▶ What is expected
Your task is to extract every line from the material below exactly.

Dataset records:
________

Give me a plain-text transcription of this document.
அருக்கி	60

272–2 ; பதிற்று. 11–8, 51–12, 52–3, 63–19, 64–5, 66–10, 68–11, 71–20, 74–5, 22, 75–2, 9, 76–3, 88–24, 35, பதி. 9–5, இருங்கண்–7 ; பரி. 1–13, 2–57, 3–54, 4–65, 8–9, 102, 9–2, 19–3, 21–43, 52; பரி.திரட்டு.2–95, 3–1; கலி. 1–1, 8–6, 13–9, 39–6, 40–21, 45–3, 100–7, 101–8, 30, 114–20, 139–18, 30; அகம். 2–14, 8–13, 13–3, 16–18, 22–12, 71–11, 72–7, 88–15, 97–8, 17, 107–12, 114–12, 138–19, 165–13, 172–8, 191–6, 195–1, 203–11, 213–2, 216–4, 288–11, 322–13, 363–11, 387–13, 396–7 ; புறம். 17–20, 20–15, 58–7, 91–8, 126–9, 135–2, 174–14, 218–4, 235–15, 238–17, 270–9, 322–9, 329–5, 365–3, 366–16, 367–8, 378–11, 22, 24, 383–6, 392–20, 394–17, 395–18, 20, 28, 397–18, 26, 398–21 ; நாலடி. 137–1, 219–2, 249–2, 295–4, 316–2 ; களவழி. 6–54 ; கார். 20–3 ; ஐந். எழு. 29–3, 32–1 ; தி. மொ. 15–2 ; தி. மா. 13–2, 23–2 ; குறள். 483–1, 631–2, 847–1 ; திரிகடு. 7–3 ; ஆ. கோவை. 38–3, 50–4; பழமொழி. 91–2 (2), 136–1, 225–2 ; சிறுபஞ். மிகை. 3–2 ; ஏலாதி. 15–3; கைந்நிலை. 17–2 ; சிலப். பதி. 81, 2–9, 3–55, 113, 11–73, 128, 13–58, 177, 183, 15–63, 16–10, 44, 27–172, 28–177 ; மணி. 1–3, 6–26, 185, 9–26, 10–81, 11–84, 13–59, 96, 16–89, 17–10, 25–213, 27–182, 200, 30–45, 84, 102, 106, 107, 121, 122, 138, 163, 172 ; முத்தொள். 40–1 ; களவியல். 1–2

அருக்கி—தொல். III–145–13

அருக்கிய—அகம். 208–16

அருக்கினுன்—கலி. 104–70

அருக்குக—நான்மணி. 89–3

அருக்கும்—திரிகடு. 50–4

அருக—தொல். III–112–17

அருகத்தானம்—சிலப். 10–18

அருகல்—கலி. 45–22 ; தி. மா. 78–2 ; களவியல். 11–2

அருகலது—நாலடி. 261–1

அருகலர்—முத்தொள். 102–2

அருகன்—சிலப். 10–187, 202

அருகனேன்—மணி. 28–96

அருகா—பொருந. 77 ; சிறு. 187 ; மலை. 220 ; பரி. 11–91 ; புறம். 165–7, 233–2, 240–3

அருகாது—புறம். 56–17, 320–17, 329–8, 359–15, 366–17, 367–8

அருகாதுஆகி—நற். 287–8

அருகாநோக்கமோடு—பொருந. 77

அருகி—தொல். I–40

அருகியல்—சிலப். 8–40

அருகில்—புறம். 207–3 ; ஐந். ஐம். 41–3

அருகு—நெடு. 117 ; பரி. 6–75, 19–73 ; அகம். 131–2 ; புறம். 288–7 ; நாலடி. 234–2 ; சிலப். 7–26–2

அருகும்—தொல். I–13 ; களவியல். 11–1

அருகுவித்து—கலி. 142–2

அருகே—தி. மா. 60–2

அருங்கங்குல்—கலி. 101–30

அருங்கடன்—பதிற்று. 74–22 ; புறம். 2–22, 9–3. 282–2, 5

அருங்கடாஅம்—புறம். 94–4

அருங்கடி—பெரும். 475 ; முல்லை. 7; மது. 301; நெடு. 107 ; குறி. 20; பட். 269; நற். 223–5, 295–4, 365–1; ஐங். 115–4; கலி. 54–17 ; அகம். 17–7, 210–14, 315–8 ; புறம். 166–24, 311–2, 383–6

________

▶ Result below
Give me a plain-text transcription of this document.
அருக்கி	60

272–2 ; பதிற்று. 11–8, 51–12, 52–3, 63–19, 64–5, 66–10, 68–11, 71–20, 74–5, 22, 75–2, 9, 76–3, 88–24, 35, பதி. 9–5, இருங்கண்–7 ; பரி. 1–13, 2–57, 3–54, 4–65, 8–9, 102, 9–2, 19–3, 21–43, 52; பரி.திரட்டு.2–95, 3–1; கலி. 1–1, 8–6, 13–9, 39–6, 40–21, 45–3, 100–7, 101–8, 30, 114–20, 139–18, 30; அகம். 2–14, 8–13, 13–3, 16–18, 22–12, 71–11, 72–7, 88–15, 97–8, 17, 107–12, 114–12, 138–19, 165–13, 172–8, 191–6, 195–1, 203–11, 213–2, 216–4, 288–11, 322–13, 363–11, 387–13, 396–7 ; புறம். 17–20, 20–15, 58–7, 91–8, 126–9, 135–2, 174–14, 218–4, 235–15, 238–17, 270–9, 322–9, 329–5, 365–3, 366–16, 367–8, 378–11, 22, 24, 383–6, 392–20, 394–17, 395–18, 20, 28, 397–18, 26, 398–21 ; நாலடி. 137–1, 219–2, 249–2, 295–4, 316–2 ; களவழி. 6–54 ; கார். 20–3 ; ஐந். எழு. 29–3, 32–1 ; தி. மொ. 15–2 ; தி. மா. 13–2, 23–2 ; குறள். 483–1, 631–2, 847–1 ; திரிகடு. 7–3 ; ஆ. கோவை. 38–3, 50–4; பழமொழி. 91–2 (2), 136–1, 225–2 ; சிறுபஞ். மிகை. 3–2 ; ஏலாதி. 15–3; கைந்நிலை. 17–2 ; சிலப். பதி. 81, 2–9, 3–55, 113, 11–73, 128, 13–58, 177, 183, 15–63, 16–10, 44, 27–172, 28–177 ; மணி. 1–3, 6–26, 185, 9–26, 10–81, 11–84, 13–59, 96, 16–89, 17–10, 25–213, 27–182, 200, 30–45, 84, 102, 106, 107, 121, 122, 138, 163, 172 ; முத்தொள். 40–1 ; களவியல். 1–2

அருக்கி—தொல். III–145–13

அருக்கிய—அகம். 208–16

அருக்கினுன்—கலி. 104–70

அருக்குக—நான்மணி. 89–3

அருக்கும்—திரிகடு. 50–4

அருக—தொல். III–112–17

அருகத்தானம்—சிலப். 10–18

அருகல்—கலி. 45–22 ; தி. மா. 78–2 ; களவியல். 11–2

அருகலது—நாலடி. 261–1

அருகலர்—முத்தொள். 102–2

அருகன்—சிலப். 10–187, 202

அருகனேன்—மணி. 28–96

அருகா—பொருந. 77 ; சிறு. 187 ; மலை. 220 ; பரி. 11–91 ; புறம். 165–7, 233–2, 240–3

அருகாது—புறம். 56–17, 320–17, 329–8, 359–15, 366–17, 367–8

அருகாதுஆகி—நற். 287–8

அருகாநோக்கமோடு—பொருந. 77

அருகி—தொல். I–40

அருகியல்—சிலப். 8–40

அருகில்—புறம். 207–3 ; ஐந். ஐம். 41–3

அருகு—நெடு. 117 ; பரி. 6–75, 19–73 ; அகம். 131–2 ; புறம். 288–7 ; நாலடி. 234–2 ; சிலப். 7–26–2

அருகும்—தொல். I–13 ; களவியல். 11–1

அருகுவித்து—கலி. 142–2

அருகே—தி. மா. 60–2

அருங்கங்குல்—கலி. 101–30

அருங்கடன்—பதிற்று. 74–22 ; புறம். 2–22, 9–3. 282–2, 5

அருங்கடாஅம்—புறம். 94–4

அருங்கடி—பெரும். 475 ; முல்லை. 7; மது. 301; நெடு. 107 ; குறி. 20; பட். 269; நற். 223–5, 295–4, 365–1; ஐங். 115–4; கலி. 54–17 ; அகம். 17–7, 210–14, 315–8 ; புறம். 166–24, 311–2, 383–6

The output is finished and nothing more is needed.